Extracted data entries:
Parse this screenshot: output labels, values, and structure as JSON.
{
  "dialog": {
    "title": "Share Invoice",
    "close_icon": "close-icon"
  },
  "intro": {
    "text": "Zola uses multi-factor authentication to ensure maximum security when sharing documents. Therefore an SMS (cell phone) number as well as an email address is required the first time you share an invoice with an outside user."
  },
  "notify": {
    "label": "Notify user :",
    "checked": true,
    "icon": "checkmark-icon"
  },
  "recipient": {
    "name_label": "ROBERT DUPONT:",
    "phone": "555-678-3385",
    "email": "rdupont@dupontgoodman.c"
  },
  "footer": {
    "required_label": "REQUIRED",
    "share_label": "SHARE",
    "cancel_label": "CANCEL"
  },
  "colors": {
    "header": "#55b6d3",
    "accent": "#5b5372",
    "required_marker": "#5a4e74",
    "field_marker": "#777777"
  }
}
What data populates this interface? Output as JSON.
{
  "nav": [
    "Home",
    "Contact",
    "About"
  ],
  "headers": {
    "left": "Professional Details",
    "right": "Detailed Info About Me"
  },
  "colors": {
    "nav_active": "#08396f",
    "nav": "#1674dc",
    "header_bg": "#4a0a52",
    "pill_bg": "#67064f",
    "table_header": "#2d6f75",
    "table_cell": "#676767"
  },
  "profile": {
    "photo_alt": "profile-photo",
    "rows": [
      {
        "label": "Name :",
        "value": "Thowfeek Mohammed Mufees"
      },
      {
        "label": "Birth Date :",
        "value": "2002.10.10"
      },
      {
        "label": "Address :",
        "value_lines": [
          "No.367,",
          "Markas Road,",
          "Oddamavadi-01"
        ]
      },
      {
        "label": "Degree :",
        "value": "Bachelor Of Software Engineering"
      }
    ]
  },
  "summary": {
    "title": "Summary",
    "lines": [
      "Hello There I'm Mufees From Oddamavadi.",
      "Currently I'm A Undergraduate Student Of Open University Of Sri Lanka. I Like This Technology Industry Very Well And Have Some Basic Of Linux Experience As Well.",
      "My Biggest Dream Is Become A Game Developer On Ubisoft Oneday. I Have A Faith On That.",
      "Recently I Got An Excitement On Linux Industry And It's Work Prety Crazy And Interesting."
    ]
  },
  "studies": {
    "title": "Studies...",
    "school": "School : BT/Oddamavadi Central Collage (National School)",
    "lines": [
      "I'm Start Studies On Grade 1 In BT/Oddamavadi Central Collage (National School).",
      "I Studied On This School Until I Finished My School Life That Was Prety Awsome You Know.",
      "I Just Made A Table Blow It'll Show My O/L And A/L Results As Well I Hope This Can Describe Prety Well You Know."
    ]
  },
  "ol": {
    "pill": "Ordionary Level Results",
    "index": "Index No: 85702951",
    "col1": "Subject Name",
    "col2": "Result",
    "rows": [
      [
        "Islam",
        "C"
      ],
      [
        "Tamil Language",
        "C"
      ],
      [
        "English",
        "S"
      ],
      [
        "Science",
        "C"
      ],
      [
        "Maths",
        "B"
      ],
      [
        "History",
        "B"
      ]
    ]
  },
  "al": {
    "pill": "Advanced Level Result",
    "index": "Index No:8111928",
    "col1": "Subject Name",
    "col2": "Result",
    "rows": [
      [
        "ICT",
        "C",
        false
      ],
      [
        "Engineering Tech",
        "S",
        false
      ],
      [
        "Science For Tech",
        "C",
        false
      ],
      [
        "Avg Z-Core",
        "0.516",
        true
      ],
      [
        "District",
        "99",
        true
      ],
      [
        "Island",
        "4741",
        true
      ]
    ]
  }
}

CHALLENGE: Set down the entries verbatim, leaving none out.

ANSWER TO THIS TASK:
Parse this screenshot: output labels, values, and structure as JSON.
{
  "dialog": {
    "title": "Share Invoice",
    "close_icon": "close-icon"
  },
  "intro": {
    "text": "Zola uses multi-factor authentication to ensure maximum security when sharing documents. Therefore an SMS (cell phone) number as well as an email address is required the first time you share an invoice with an outside user."
  },
  "notify": {
    "label": "Notify user :",
    "checked": true,
    "icon": "checkmark-icon"
  },
  "recipient": {
    "name_label": "ROBERT DUPONT:",
    "phone": "555-678-3385",
    "email": "rdupont@dupontgoodman.c"
  },
  "footer": {
    "required_label": "REQUIRED",
    "share_label": "SHARE",
    "cancel_label": "CANCEL"
  },
  "colors": {
    "header": "#55b6d3",
    "accent": "#5b5372",
    "required_marker": "#5a4e74",
    "field_marker": "#777777"
  }
}
What data populates this interface? Output as JSON.
{
  "nav": [
    "Home",
    "Contact",
    "About"
  ],
  "headers": {
    "left": "Professional Details",
    "right": "Detailed Info About Me"
  },
  "colors": {
    "nav_active": "#08396f",
    "nav": "#1674dc",
    "header_bg": "#4a0a52",
    "pill_bg": "#67064f",
    "table_header": "#2d6f75",
    "table_cell": "#676767"
  },
  "profile": {
    "photo_alt": "profile-photo",
    "rows": [
      {
        "label": "Name :",
        "value": "Thowfeek Mohammed Mufees"
      },
      {
        "label": "Birth Date :",
        "value": "2002.10.10"
      },
      {
        "label": "Address :",
        "value_lines": [
          "No.367,",
          "Markas Road,",
          "Oddamavadi-01"
        ]
      },
      {
        "label": "Degree :",
        "value": "Bachelor Of Software Engineering"
      }
    ]
  },
  "summary": {
    "title": "Summary",
    "lines": [
      "Hello There I'm Mufees From Oddamavadi.",
      "Currently I'm A Undergraduate Student Of Open University Of Sri Lanka. I Like This Technology Industry Very Well And Have Some Basic Of Linux Experience As Well.",
      "My Biggest Dream Is Become A Game Developer On Ubisoft Oneday. I Have A Faith On That.",
      "Recently I Got An Excitement On Linux Industry And It's Work Prety Crazy And Interesting."
    ]
  },
  "studies": {
    "title": "Studies...",
    "school": "School : BT/Oddamavadi Central Collage (National School)",
    "lines": [
      "I'm Start Studies On Grade 1 In BT/Oddamavadi Central Collage (National School).",
      "I Studied On This School Until I Finished My School Life That Was Prety Awsome You Know.",
      "I Just Made A Table Blow It'll Show My O/L And A/L Results As Well I Hope This Can Describe Prety Well You Know."
    ]
  },
  "ol": {
    "pill": "Ordionary Level Results",
    "index": "Index No: 85702951",
    "col1": "Subject Name",
    "col2": "Result",
    "rows": [
      [
        "Islam",
        "C"
      ],
      [
        "Tamil Language",
        "C"
      ],
      [
        "English",
        "S"
      ],
      [
        "Science",
        "C"
      ],
      [
        "Maths",
        "B"
      ],
      [
        "History",
        "B"
      ]
    ]
  },
  "al": {
    "pill": "Advanced Level Result",
    "index": "Index No:8111928",
    "col1": "Subject Name",
    "col2": "Result",
    "rows": [
      [
        "ICT",
        "C",
        false
      ],
      [
        "Engineering Tech",
        "S",
        false
      ],
      [
        "Science For Tech",
        "C",
        false
      ],
      [
        "Avg Z-Core",
        "0.516",
        true
      ],
      [
        "District",
        "99",
        true
      ],
      [
        "Island",
        "4741",
        true
      ]
    ]
  }
}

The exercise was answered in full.